Task: Quote all entries exactly, leaving pictures aside.

Data for this exercise:
────────────────────
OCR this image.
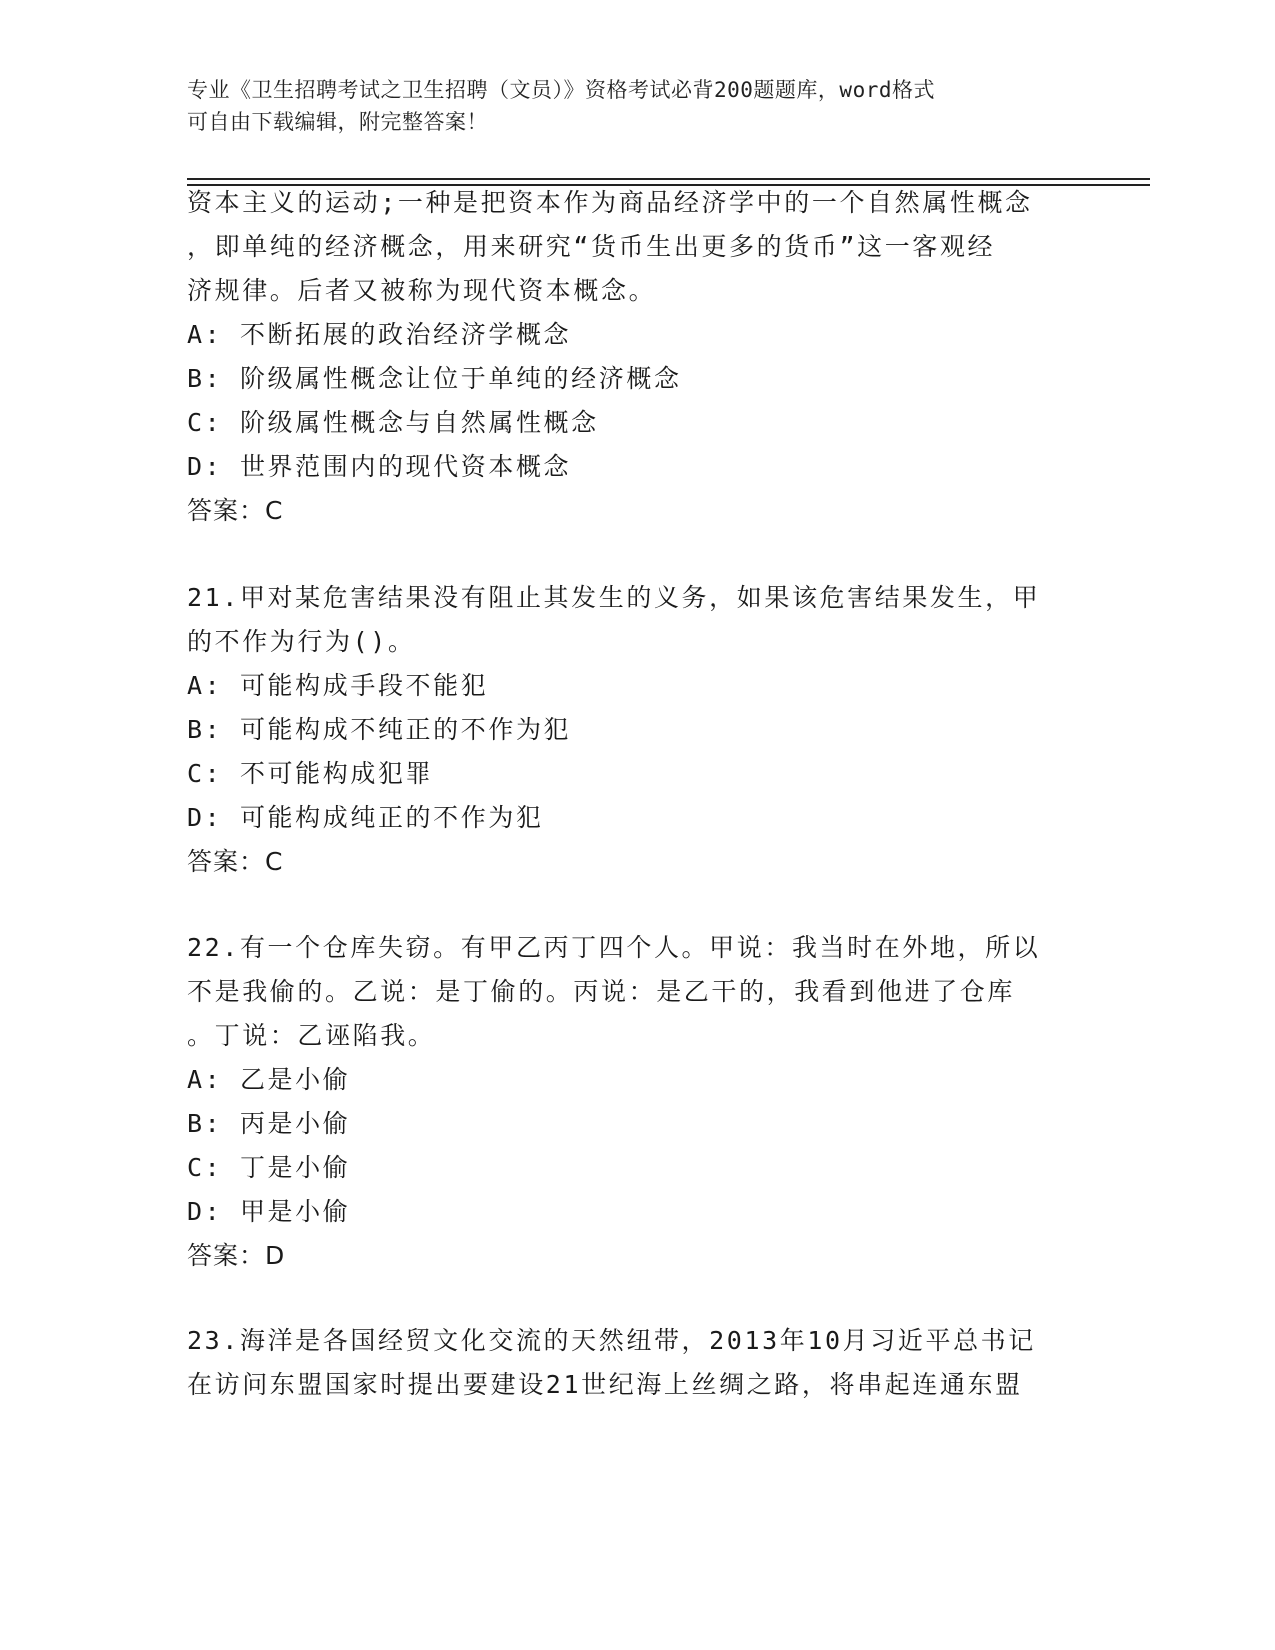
专业《卫生招聘考试之卫生招聘（文员）》资格考试必背200题题库，word格式
可自由下载编辑，附完整答案！
资本主义的运动;一种是把资本作为商品经济学中的一个自然属性概念
，即单纯的经济概念，用来研究“货币生出更多的货币”这一客观经
济规律。后者又被称为现代资本概念。
A: 不断拓展的政治经济学概念
B: 阶级属性概念让位于单纯的经济概念
C: 阶级属性概念与自然属性概念
D: 世界范围内的现代资本概念
答案：C
21.甲对某危害结果没有阻止其发生的义务，如果该危害结果发生，甲
的不作为行为()。
A: 可能构成手段不能犯
B: 可能构成不纯正的不作为犯
C: 不可能构成犯罪
D: 可能构成纯正的不作为犯
答案：C
22.有一个仓库失窃。有甲乙丙丁四个人。甲说：我当时在外地，所以
不是我偷的。乙说：是丁偷的。丙说：是乙干的，我看到他进了仓库
。丁说：乙诬陷我。
A: 乙是小偷
B: 丙是小偷
C: 丁是小偷
D: 甲是小偷
答案：D
23.海洋是各国经贸文化交流的天然纽带，2013年10月习近平总书记
在访问东盟国家时提出要建设21世纪海上丝绸之路，将串起连通东盟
────────────────────
Final result:
OCR this image.
专业《卫生招聘考试之卫生招聘（文员）》资格考试必背200题题库，word格式
可自由下载编辑，附完整答案！
资本主义的运动;一种是把资本作为商品经济学中的一个自然属性概念
，即单纯的经济概念，用来研究“货币生出更多的货币”这一客观经
济规律。后者又被称为现代资本概念。
A: 不断拓展的政治经济学概念
B: 阶级属性概念让位于单纯的经济概念
C: 阶级属性概念与自然属性概念
D: 世界范围内的现代资本概念
答案：C
21.甲对某危害结果没有阻止其发生的义务，如果该危害结果发生，甲
的不作为行为()。
A: 可能构成手段不能犯
B: 可能构成不纯正的不作为犯
C: 不可能构成犯罪
D: 可能构成纯正的不作为犯
答案：C
22.有一个仓库失窃。有甲乙丙丁四个人。甲说：我当时在外地，所以
不是我偷的。乙说：是丁偷的。丙说：是乙干的，我看到他进了仓库
。丁说：乙诬陷我。
A: 乙是小偷
B: 丙是小偷
C: 丁是小偷
D: 甲是小偷
答案：D
23.海洋是各国经贸文化交流的天然纽带，2013年10月习近平总书记
在访问东盟国家时提出要建设21世纪海上丝绸之路，将串起连通东盟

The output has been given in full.